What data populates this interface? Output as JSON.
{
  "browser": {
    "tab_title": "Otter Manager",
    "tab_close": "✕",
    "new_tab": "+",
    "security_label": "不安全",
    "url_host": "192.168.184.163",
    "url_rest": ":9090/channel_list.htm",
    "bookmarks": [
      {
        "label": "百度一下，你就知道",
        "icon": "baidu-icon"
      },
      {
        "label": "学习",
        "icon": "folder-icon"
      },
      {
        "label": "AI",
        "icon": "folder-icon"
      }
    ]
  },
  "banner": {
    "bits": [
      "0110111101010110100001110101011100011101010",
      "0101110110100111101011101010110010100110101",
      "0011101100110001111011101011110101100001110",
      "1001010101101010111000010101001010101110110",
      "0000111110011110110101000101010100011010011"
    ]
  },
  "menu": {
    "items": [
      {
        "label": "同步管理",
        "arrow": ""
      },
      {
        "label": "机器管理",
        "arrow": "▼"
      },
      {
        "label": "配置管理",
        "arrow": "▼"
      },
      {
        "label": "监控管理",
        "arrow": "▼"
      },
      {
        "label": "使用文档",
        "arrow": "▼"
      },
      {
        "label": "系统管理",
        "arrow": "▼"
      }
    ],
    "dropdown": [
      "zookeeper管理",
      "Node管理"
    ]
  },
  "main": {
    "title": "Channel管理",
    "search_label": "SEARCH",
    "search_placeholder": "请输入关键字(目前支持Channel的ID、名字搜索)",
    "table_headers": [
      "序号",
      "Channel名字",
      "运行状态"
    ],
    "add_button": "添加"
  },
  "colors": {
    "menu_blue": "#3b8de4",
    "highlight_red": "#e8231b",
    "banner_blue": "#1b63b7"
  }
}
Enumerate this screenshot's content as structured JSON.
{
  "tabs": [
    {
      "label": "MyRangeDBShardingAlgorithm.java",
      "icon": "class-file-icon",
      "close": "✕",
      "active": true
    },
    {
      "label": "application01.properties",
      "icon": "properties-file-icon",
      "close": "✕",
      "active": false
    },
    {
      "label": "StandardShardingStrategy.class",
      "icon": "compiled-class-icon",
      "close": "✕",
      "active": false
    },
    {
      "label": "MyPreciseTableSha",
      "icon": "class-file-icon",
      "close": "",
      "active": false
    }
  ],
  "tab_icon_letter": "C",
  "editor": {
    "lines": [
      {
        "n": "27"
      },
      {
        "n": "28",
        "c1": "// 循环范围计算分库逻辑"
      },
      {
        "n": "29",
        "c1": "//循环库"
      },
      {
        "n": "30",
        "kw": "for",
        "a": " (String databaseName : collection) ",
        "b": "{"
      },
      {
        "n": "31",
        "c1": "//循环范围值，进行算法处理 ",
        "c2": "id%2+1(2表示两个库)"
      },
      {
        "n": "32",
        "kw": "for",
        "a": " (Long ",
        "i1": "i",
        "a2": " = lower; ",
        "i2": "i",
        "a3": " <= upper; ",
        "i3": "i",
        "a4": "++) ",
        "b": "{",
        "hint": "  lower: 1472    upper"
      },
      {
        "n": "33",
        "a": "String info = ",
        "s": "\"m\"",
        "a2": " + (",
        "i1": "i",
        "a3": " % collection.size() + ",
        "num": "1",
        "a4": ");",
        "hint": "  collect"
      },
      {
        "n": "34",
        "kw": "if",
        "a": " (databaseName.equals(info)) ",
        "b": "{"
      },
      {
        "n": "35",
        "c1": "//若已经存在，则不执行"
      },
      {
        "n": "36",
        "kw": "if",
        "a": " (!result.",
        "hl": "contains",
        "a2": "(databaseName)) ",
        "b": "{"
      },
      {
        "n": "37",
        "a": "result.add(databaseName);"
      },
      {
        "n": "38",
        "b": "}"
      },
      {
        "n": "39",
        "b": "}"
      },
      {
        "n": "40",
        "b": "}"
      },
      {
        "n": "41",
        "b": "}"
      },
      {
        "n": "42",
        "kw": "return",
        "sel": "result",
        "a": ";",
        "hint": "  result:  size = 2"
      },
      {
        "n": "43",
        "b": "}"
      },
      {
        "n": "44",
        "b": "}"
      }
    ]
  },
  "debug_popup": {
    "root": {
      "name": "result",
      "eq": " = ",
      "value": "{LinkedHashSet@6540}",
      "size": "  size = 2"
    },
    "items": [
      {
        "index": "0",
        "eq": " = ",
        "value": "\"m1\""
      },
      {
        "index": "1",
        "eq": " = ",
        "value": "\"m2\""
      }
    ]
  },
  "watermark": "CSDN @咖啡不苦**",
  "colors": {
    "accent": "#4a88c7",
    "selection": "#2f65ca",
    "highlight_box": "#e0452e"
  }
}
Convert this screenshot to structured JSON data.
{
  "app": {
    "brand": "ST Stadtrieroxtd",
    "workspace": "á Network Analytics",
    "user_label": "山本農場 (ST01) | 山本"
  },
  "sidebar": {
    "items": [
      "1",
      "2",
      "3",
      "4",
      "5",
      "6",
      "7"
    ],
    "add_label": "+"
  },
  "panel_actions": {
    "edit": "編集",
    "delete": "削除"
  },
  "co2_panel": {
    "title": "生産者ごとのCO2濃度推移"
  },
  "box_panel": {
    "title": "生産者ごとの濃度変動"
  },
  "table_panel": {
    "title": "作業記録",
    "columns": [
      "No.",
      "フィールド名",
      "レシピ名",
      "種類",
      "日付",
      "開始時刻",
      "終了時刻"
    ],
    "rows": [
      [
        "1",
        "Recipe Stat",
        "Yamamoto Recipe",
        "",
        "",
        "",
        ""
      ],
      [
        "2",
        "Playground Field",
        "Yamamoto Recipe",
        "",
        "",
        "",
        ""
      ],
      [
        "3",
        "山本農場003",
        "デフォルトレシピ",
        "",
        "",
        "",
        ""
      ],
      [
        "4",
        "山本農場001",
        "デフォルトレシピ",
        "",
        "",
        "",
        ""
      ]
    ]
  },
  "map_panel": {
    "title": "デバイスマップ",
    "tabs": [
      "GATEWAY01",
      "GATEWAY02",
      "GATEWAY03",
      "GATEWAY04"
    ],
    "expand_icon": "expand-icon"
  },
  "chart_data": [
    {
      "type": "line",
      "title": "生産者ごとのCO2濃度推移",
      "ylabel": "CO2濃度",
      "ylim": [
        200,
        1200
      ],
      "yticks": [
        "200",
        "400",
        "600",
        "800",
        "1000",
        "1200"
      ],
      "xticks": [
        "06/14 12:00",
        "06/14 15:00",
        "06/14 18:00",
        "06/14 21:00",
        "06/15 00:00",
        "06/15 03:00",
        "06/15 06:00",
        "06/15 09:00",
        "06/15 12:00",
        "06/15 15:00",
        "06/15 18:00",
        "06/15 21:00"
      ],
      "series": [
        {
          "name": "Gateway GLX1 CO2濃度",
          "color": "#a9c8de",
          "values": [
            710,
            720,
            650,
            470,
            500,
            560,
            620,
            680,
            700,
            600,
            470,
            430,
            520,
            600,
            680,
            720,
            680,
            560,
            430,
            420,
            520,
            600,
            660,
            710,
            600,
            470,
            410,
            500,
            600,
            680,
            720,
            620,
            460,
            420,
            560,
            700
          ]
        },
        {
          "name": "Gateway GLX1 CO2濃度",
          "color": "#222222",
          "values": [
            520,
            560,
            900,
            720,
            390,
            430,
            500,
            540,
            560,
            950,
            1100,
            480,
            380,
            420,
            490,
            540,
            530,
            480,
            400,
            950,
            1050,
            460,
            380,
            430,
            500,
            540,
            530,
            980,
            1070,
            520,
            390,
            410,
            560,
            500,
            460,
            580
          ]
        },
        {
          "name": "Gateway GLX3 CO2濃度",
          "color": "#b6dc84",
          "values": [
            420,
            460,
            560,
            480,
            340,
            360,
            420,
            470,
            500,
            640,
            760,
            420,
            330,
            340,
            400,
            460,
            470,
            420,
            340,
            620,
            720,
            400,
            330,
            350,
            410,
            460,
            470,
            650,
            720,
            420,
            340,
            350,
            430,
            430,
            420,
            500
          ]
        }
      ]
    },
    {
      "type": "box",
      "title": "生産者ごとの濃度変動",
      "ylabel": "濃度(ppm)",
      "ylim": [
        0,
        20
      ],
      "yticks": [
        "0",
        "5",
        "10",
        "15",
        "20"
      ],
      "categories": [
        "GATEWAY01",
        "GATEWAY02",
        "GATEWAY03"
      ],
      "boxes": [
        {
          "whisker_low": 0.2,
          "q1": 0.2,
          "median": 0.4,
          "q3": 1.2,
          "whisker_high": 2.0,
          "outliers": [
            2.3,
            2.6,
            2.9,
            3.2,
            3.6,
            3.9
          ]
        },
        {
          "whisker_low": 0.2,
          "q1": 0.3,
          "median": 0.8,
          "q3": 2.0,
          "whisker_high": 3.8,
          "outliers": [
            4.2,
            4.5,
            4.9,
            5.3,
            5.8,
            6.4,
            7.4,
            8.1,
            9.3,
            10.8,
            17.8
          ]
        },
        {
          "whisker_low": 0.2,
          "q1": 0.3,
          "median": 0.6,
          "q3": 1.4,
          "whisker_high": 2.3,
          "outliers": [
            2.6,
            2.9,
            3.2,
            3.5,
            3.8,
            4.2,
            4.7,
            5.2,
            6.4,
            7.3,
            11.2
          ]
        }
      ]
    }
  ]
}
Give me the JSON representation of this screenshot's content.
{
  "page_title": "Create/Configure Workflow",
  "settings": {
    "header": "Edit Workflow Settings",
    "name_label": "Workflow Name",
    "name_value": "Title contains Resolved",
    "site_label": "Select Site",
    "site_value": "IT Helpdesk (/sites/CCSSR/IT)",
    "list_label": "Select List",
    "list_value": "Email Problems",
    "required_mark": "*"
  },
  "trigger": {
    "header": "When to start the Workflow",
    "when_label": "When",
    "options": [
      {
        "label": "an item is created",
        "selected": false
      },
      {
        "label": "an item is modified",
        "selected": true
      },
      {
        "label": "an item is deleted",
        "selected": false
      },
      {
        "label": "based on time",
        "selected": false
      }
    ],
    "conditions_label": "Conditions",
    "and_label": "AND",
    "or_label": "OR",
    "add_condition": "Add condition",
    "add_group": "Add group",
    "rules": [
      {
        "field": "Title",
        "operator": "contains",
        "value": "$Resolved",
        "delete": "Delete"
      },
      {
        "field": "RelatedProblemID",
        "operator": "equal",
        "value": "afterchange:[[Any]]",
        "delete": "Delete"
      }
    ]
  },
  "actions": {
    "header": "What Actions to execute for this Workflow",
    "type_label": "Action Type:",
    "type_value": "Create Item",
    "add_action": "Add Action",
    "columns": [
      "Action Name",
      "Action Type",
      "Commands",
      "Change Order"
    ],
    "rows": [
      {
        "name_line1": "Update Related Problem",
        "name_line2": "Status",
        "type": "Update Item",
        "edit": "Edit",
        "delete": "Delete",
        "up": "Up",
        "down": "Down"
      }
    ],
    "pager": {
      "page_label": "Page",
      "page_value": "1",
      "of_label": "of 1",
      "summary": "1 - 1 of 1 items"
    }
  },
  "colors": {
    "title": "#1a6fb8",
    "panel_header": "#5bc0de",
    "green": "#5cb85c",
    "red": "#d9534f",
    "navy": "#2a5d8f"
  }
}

[YOUR GOAL] Exactly how many lines contain "info"? State the number and nothing else.

[FINAL RESULT] 2